• _Instruction_
Tally every line of the listing below that holds "Aging", then give the tally alone.

# start of Exercise input

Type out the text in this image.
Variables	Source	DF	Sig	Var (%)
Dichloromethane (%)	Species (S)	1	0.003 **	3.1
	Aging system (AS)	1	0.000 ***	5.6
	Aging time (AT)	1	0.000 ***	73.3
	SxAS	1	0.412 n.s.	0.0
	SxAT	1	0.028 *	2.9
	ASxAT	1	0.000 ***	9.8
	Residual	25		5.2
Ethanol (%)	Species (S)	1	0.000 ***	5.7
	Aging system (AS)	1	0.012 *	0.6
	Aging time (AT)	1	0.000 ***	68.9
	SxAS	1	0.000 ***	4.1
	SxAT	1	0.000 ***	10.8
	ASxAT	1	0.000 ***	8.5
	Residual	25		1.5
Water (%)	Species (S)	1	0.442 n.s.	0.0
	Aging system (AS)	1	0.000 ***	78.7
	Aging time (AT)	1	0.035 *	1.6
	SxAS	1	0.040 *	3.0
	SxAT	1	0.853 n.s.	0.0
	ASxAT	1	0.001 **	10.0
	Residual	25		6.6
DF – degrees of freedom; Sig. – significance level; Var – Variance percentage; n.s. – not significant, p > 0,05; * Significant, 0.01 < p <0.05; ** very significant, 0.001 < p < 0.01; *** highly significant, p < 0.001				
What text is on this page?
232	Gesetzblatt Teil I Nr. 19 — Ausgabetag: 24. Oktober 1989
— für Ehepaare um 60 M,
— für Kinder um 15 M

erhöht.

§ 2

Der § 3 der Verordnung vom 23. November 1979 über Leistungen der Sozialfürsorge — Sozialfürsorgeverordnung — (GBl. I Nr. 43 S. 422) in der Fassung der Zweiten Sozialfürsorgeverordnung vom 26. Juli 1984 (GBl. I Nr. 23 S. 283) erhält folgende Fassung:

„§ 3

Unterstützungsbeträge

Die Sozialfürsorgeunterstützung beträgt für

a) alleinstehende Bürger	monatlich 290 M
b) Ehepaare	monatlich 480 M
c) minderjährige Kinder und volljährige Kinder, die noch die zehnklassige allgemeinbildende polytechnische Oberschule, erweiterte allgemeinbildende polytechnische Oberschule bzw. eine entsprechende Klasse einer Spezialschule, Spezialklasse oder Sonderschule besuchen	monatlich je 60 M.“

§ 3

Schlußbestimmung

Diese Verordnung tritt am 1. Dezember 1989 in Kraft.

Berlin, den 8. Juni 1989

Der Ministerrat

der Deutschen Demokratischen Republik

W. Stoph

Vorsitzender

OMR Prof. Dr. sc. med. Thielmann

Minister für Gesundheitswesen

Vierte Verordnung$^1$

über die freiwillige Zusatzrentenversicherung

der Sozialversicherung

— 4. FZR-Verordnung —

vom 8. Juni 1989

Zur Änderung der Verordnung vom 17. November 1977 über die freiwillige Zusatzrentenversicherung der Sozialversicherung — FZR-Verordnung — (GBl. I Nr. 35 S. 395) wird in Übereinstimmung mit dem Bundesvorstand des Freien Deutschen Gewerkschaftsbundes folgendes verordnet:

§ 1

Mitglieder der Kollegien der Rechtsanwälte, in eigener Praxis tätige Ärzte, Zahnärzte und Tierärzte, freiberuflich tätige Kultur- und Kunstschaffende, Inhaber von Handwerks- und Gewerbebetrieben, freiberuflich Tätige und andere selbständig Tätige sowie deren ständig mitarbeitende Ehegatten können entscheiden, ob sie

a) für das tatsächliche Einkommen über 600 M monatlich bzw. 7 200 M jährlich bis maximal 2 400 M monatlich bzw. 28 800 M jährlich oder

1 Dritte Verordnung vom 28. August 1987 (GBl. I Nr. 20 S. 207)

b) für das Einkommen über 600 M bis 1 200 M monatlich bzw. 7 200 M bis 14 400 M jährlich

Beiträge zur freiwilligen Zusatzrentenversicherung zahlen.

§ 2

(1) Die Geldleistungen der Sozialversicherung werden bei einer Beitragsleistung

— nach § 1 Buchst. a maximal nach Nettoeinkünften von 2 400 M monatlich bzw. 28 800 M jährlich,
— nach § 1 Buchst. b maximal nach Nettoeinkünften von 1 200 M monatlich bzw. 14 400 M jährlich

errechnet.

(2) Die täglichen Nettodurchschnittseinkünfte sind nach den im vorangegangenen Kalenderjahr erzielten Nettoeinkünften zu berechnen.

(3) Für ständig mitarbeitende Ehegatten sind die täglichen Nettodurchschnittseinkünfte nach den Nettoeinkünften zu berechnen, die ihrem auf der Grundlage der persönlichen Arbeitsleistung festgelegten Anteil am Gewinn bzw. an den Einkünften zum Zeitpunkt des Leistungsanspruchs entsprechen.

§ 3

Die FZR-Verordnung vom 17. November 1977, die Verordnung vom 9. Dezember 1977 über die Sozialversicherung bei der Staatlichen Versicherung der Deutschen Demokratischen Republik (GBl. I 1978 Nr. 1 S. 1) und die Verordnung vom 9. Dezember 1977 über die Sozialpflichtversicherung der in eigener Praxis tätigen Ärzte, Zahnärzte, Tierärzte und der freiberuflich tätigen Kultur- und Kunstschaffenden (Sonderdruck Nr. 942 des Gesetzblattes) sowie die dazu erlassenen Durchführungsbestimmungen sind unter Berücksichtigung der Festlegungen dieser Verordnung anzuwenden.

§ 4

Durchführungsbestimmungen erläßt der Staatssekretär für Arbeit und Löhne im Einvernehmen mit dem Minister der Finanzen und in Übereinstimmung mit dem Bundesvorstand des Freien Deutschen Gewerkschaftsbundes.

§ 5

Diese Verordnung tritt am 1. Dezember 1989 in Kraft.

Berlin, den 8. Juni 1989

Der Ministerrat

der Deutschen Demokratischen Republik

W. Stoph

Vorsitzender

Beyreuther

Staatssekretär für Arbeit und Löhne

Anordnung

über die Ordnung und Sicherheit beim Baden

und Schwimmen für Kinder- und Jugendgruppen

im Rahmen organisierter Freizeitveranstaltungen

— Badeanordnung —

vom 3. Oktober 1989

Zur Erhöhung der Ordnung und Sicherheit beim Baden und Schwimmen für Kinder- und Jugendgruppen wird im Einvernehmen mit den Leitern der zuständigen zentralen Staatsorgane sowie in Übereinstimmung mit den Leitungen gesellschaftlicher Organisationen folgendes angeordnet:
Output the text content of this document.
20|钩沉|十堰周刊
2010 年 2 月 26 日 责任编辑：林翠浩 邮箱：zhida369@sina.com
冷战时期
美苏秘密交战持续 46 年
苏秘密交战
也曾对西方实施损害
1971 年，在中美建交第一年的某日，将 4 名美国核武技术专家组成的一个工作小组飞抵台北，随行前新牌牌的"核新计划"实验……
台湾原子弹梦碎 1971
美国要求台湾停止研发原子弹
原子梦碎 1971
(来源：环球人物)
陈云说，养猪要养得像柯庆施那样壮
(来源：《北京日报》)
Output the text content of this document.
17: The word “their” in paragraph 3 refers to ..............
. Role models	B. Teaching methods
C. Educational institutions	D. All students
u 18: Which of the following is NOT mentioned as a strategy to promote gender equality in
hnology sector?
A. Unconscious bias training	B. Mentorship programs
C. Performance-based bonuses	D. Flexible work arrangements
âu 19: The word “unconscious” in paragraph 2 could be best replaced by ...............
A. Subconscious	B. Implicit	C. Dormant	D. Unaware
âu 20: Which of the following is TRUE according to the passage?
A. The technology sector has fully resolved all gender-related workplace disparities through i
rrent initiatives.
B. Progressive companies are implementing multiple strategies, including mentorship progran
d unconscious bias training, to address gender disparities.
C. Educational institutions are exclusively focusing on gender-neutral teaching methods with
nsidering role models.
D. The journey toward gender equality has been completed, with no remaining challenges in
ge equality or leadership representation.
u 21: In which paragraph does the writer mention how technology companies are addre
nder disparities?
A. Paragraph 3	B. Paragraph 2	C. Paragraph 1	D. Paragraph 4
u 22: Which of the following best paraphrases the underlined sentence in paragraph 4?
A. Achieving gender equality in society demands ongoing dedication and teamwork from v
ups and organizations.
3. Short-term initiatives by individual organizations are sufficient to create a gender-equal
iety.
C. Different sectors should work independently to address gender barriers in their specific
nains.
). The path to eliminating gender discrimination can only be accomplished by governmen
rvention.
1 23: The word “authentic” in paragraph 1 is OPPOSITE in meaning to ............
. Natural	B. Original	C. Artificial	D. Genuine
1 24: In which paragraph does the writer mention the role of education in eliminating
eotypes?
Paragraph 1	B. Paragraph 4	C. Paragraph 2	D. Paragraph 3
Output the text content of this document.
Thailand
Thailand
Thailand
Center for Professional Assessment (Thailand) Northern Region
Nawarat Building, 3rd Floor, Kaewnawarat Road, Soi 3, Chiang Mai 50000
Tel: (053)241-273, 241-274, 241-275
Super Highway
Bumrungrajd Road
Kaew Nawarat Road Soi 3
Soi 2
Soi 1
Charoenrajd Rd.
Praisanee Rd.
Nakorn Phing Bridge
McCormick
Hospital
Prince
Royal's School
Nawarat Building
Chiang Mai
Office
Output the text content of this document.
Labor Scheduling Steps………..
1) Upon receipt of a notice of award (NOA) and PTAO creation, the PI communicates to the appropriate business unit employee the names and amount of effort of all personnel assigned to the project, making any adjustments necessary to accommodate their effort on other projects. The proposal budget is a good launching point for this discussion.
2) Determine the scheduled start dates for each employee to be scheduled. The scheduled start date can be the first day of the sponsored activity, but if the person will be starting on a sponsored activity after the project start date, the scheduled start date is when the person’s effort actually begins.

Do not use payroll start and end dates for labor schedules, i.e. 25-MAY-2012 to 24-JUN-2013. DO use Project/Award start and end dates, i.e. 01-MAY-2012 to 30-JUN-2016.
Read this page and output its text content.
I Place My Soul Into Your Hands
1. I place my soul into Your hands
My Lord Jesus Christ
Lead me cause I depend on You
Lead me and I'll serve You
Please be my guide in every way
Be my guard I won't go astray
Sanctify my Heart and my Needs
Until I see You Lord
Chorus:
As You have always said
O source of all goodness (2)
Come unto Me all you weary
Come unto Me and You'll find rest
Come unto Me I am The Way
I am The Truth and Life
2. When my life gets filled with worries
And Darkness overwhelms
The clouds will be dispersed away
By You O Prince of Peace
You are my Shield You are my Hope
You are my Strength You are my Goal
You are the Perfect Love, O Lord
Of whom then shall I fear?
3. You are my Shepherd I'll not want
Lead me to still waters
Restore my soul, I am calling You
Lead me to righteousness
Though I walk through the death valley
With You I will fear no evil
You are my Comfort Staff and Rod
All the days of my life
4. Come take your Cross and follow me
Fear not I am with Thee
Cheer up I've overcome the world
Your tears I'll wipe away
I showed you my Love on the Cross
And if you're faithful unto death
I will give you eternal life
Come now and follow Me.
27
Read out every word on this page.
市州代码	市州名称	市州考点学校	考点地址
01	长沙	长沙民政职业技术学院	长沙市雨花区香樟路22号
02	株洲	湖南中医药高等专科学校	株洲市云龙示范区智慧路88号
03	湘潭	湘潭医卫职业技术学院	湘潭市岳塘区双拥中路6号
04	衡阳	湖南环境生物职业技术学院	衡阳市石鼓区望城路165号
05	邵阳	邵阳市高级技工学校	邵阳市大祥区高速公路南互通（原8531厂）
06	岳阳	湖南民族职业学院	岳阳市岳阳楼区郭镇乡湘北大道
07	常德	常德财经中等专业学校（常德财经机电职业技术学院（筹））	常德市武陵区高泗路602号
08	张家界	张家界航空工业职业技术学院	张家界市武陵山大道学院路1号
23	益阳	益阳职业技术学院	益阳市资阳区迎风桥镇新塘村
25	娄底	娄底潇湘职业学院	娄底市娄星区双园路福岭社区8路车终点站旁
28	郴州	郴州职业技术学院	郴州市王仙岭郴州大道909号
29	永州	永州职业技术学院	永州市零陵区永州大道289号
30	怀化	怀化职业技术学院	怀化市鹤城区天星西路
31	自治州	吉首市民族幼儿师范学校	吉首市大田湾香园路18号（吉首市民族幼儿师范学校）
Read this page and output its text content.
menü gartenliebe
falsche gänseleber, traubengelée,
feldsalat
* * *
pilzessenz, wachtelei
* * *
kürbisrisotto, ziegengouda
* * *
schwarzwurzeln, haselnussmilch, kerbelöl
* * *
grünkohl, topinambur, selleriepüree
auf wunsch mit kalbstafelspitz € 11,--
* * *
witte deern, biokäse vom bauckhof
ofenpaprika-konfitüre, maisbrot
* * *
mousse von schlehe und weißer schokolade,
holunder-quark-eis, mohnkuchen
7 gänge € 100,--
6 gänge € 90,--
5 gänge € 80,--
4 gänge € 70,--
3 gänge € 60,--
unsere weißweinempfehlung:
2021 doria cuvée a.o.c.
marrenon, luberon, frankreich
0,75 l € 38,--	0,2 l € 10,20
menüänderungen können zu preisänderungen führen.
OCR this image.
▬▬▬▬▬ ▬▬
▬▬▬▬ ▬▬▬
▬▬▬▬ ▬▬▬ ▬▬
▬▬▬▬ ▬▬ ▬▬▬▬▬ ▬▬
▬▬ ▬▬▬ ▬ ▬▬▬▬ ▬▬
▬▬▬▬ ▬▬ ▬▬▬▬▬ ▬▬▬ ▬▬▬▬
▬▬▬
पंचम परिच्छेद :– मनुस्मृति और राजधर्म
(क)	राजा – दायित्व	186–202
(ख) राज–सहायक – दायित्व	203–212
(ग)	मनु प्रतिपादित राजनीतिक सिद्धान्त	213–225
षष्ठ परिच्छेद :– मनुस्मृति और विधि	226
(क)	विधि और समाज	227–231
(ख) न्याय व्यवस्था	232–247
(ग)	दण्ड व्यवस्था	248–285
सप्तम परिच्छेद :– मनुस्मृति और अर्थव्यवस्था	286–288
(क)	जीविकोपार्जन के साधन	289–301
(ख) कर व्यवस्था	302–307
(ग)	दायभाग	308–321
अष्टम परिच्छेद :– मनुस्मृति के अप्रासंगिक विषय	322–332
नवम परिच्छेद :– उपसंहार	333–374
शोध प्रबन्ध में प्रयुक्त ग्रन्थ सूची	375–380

# end of Exercise input

• _Exercise result_
6